### TASK BRIEF:
Output all of the entries below precisely as written.

### STORED RECORDS:
※

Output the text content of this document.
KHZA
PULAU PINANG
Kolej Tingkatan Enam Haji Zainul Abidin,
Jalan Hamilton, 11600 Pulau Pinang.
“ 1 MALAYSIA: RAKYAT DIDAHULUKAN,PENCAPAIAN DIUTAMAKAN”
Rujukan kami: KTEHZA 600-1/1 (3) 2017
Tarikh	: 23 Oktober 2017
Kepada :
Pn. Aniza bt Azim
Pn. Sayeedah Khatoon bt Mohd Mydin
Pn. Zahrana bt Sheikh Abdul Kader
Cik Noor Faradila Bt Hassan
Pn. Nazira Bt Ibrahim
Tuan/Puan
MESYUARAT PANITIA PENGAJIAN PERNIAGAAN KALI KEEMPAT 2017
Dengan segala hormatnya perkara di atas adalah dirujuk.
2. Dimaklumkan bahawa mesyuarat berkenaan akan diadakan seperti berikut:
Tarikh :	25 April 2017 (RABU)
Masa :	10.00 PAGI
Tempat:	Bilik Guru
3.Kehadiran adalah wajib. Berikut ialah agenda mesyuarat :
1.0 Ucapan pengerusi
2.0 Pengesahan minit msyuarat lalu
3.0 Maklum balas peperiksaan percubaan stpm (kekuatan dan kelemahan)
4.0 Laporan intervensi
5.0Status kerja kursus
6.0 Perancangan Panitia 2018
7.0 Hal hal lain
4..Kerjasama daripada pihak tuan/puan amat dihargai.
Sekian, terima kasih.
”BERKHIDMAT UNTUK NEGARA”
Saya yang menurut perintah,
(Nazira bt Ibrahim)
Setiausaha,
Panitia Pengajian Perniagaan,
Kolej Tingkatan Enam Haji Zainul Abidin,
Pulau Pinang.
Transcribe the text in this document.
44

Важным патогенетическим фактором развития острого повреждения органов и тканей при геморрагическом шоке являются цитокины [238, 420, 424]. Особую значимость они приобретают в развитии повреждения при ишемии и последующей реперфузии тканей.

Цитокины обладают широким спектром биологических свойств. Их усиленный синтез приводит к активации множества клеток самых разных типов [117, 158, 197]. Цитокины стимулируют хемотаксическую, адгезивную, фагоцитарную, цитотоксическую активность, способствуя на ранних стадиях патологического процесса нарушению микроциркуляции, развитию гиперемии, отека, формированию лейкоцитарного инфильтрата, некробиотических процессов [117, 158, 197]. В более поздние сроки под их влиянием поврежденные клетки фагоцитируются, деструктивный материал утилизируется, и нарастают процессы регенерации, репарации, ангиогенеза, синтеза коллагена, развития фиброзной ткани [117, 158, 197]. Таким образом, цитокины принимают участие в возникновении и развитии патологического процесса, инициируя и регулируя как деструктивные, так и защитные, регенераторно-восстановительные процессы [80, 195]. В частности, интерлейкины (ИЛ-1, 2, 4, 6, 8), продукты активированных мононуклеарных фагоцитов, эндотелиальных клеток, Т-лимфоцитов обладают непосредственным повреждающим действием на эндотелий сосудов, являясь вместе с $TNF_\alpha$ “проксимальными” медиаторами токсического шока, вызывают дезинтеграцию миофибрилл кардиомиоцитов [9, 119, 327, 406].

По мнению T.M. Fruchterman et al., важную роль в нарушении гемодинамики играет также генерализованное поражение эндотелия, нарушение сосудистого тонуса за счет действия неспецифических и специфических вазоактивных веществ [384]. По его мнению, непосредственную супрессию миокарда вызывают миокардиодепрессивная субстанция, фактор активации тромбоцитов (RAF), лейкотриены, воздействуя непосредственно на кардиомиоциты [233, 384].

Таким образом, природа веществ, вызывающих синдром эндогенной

※

### COMPLETE ANSWER:
Output the text content of this document.
KHZA
PULAU PINANG
Kolej Tingkatan Enam Haji Zainul Abidin,
Jalan Hamilton, 11600 Pulau Pinang.
“ 1 MALAYSIA: RAKYAT DIDAHULUKAN,PENCAPAIAN DIUTAMAKAN”
Rujukan kami: KTEHZA 600-1/1 (3) 2017
Tarikh	: 23 Oktober 2017
Kepada :
Pn. Aniza bt Azim
Pn. Sayeedah Khatoon bt Mohd Mydin
Pn. Zahrana bt Sheikh Abdul Kader
Cik Noor Faradila Bt Hassan
Pn. Nazira Bt Ibrahim
Tuan/Puan
MESYUARAT PANITIA PENGAJIAN PERNIAGAAN KALI KEEMPAT 2017
Dengan segala hormatnya perkara di atas adalah dirujuk.
2. Dimaklumkan bahawa mesyuarat berkenaan akan diadakan seperti berikut:
Tarikh :	25 April 2017 (RABU)
Masa :	10.00 PAGI
Tempat:	Bilik Guru
3.Kehadiran adalah wajib. Berikut ialah agenda mesyuarat :
1.0 Ucapan pengerusi
2.0 Pengesahan minit msyuarat lalu
3.0 Maklum balas peperiksaan percubaan stpm (kekuatan dan kelemahan)
4.0 Laporan intervensi
5.0Status kerja kursus
6.0 Perancangan Panitia 2018
7.0 Hal hal lain
4..Kerjasama daripada pihak tuan/puan amat dihargai.
Sekian, terima kasih.
”BERKHIDMAT UNTUK NEGARA”
Saya yang menurut perintah,
(Nazira bt Ibrahim)
Setiausaha,
Panitia Pengajian Perniagaan,
Kolej Tingkatan Enam Haji Zainul Abidin,
Pulau Pinang.
Transcribe the text in this document.
44

Важным патогенетическим фактором развития острого повреждения органов и тканей при геморрагическом шоке являются цитокины [238, 420, 424]. Особую значимость они приобретают в развитии повреждения при ишемии и последующей реперфузии тканей.

Цитокины обладают широким спектром биологических свойств. Их усиленный синтез приводит к активации множества клеток самых разных типов [117, 158, 197]. Цитокины стимулируют хемотаксическую, адгезивную, фагоцитарную, цитотоксическую активность, способствуя на ранних стадиях патологического процесса нарушению микроциркуляции, развитию гиперемии, отека, формированию лейкоцитарного инфильтрата, некробиотических процессов [117, 158, 197]. В более поздние сроки под их влиянием поврежденные клетки фагоцитируются, деструктивный материал утилизируется, и нарастают процессы регенерации, репарации, ангиогенеза, синтеза коллагена, развития фиброзной ткани [117, 158, 197]. Таким образом, цитокины принимают участие в возникновении и развитии патологического процесса, инициируя и регулируя как деструктивные, так и защитные, регенераторно-восстановительные процессы [80, 195]. В частности, интерлейкины (ИЛ-1, 2, 4, 6, 8), продукты активированных мононуклеарных фагоцитов, эндотелиальных клеток, Т-лимфоцитов обладают непосредственным повреждающим действием на эндотелий сосудов, являясь вместе с $TNF_\alpha$ “проксимальными” медиаторами токсического шока, вызывают дезинтеграцию миофибрилл кардиомиоцитов [9, 119, 327, 406].

По мнению T.M. Fruchterman et al., важную роль в нарушении гемодинамики играет также генерализованное поражение эндотелия, нарушение сосудистого тонуса за счет действия неспецифических и специфических вазоактивных веществ [384]. По его мнению, непосредственную супрессию миокарда вызывают миокардиодепрессивная субстанция, фактор активации тромбоцитов (RAF), лейкотриены, воздействуя непосредственно на кардиомиоциты [233, 384].

Таким образом, природа веществ, вызывающих синдром эндогенной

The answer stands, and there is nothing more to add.